### What you are asked to do
Only the lines from the one with "Transcribe the text in this document." through the final line should be given again, exactly as they appear, minus the pictures.

[Stored items]
::::::
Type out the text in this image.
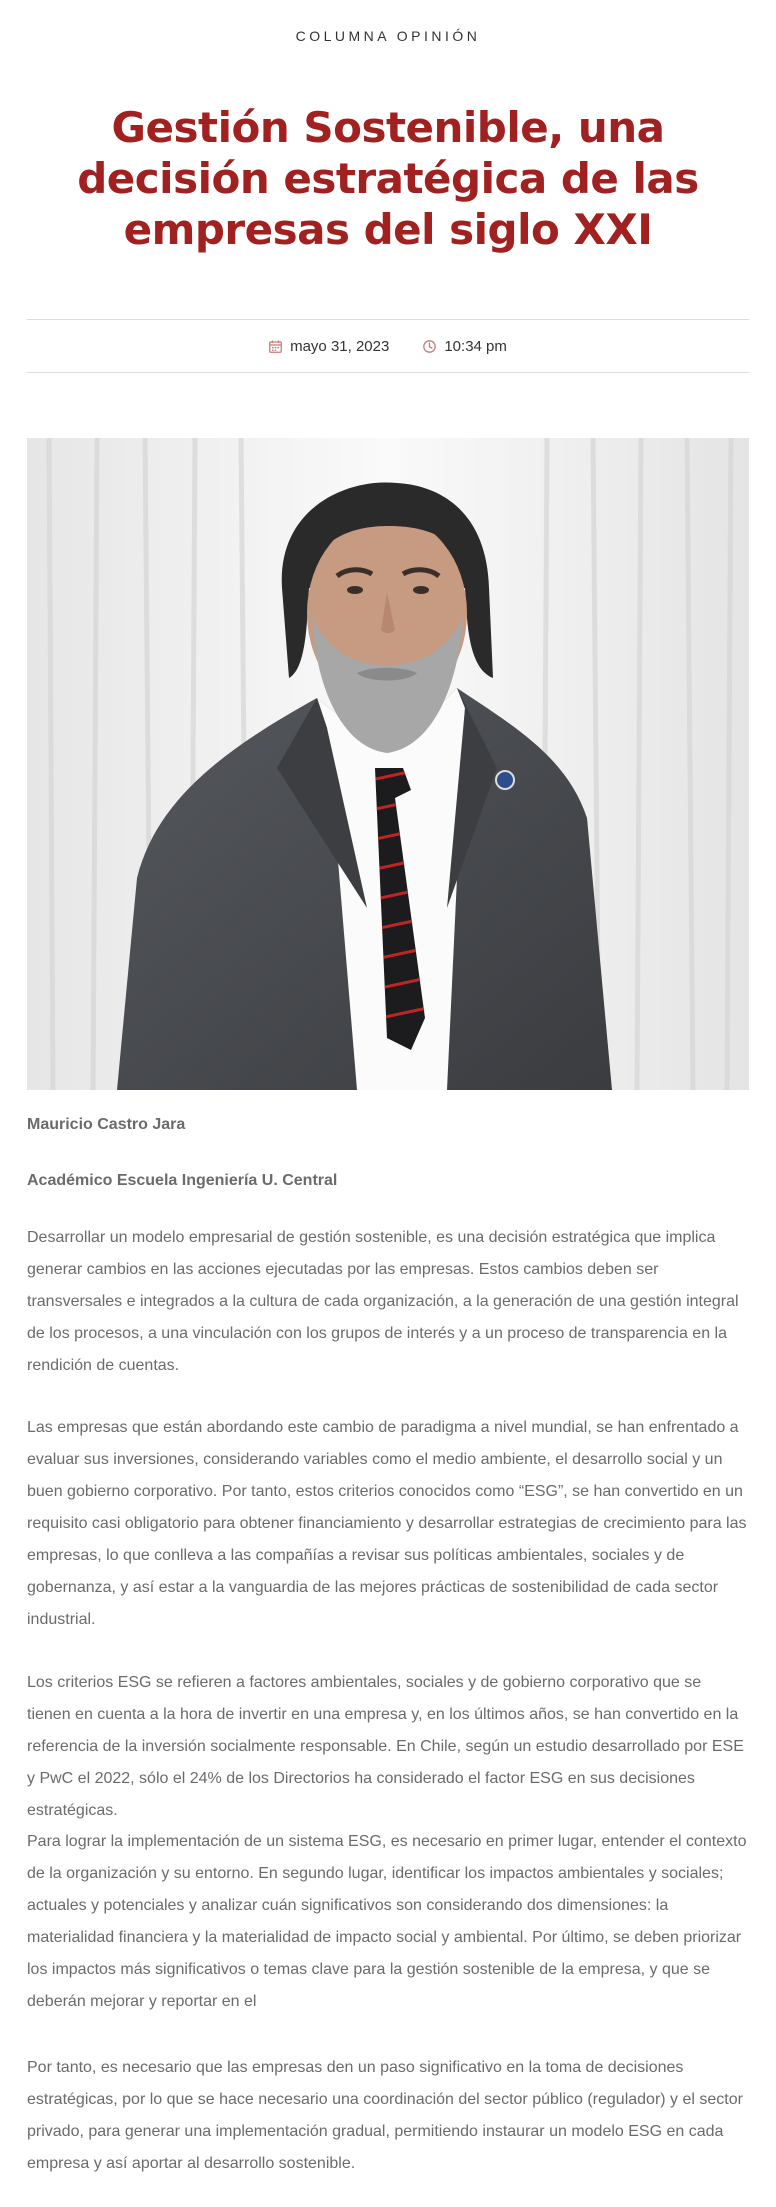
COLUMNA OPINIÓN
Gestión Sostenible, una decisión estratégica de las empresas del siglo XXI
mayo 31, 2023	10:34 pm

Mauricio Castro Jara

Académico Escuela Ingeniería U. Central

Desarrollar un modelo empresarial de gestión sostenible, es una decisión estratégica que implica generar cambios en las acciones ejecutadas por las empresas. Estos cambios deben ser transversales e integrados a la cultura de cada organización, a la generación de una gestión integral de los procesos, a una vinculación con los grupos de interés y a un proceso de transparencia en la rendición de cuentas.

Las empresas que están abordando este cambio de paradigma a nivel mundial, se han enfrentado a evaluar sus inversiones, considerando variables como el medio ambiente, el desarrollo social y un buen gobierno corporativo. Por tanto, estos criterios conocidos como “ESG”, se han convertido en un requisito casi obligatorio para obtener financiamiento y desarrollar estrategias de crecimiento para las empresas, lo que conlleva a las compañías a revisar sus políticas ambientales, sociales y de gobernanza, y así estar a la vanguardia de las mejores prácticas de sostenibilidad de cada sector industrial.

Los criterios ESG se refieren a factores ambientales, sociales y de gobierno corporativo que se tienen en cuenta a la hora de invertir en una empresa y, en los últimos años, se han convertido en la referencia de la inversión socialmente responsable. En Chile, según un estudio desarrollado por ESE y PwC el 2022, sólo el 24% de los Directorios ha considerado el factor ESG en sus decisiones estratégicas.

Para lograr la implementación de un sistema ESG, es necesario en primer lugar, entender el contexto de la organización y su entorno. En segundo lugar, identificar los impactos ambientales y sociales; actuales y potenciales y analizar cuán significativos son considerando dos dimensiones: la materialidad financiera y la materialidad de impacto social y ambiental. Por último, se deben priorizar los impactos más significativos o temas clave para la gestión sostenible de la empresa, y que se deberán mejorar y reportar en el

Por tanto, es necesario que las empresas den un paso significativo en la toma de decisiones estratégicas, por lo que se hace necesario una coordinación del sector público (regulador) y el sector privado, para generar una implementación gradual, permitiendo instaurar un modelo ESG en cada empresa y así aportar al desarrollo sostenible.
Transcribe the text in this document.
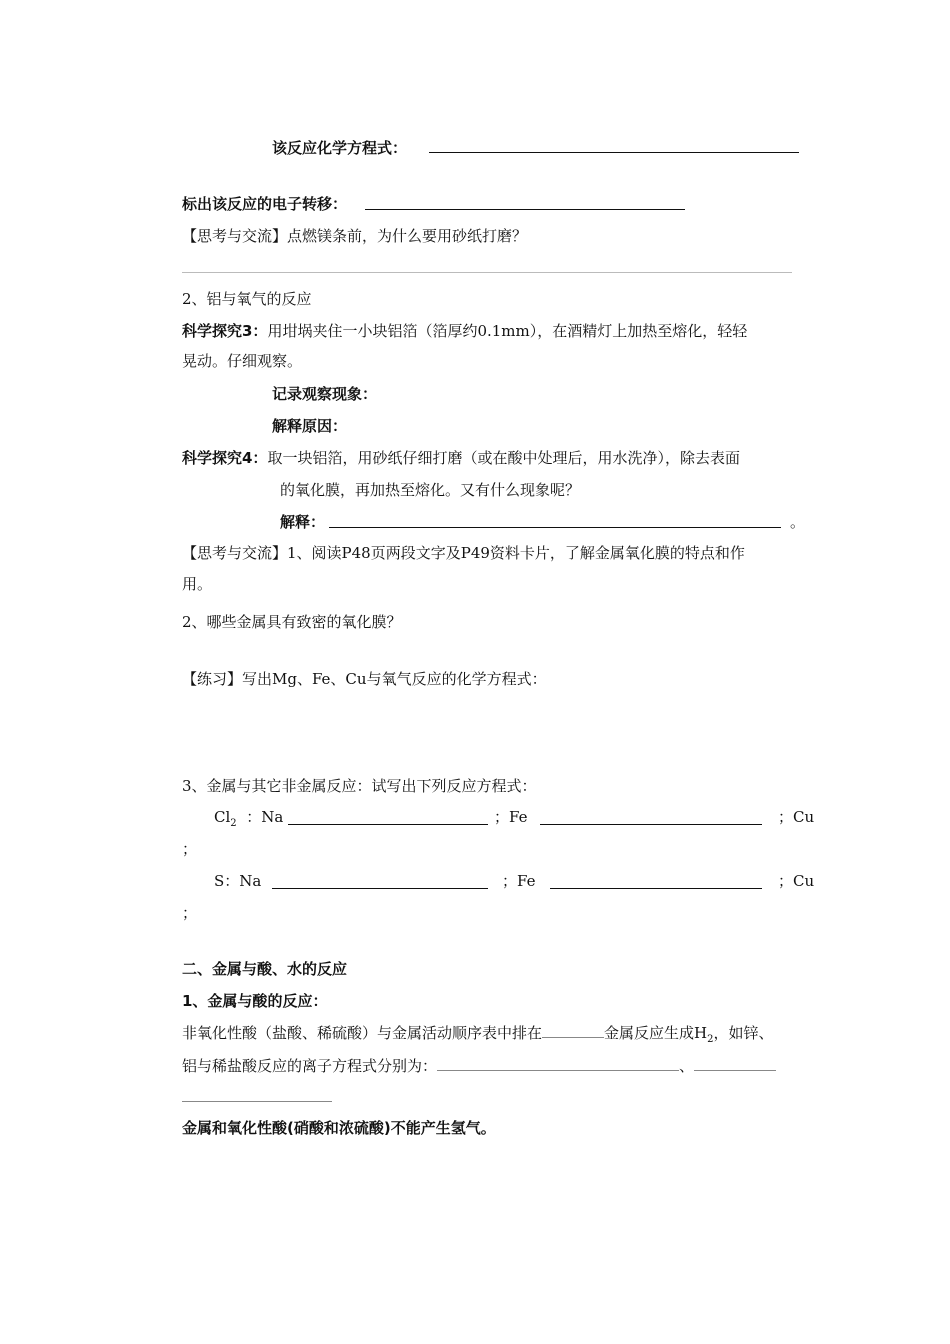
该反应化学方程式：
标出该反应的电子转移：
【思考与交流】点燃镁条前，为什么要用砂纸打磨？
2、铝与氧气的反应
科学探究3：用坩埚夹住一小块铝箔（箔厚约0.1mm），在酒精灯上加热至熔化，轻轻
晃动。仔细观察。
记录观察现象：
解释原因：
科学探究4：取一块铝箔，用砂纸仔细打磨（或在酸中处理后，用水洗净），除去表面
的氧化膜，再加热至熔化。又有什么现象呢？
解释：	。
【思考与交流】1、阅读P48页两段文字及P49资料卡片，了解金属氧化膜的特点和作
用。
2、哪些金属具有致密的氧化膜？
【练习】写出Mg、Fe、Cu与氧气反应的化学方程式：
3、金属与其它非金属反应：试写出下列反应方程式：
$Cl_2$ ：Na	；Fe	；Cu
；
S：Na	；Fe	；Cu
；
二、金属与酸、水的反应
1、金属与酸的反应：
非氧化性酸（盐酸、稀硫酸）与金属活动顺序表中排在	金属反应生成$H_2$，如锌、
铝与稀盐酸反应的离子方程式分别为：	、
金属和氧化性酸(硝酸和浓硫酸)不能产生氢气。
::::::
### Exercise result
Transcribe the text in this document.
该反应化学方程式：
标出该反应的电子转移：
【思考与交流】点燃镁条前，为什么要用砂纸打磨？
2、铝与氧气的反应
科学探究3：用坩埚夹住一小块铝箔（箔厚约0.1mm），在酒精灯上加热至熔化，轻轻
晃动。仔细观察。
记录观察现象：
解释原因：
科学探究4：取一块铝箔，用砂纸仔细打磨（或在酸中处理后，用水洗净），除去表面
的氧化膜，再加热至熔化。又有什么现象呢？
解释：	。
【思考与交流】1、阅读P48页两段文字及P49资料卡片，了解金属氧化膜的特点和作
用。
2、哪些金属具有致密的氧化膜？
【练习】写出Mg、Fe、Cu与氧气反应的化学方程式：
3、金属与其它非金属反应：试写出下列反应方程式：
$Cl_2$ ：Na	；Fe	；Cu
；
S：Na	；Fe	；Cu
；
二、金属与酸、水的反应
1、金属与酸的反应：
非氧化性酸（盐酸、稀硫酸）与金属活动顺序表中排在	金属反应生成$H_2$，如锌、
铝与稀盐酸反应的离子方程式分别为：	、
金属和氧化性酸(硝酸和浓硫酸)不能产生氢气。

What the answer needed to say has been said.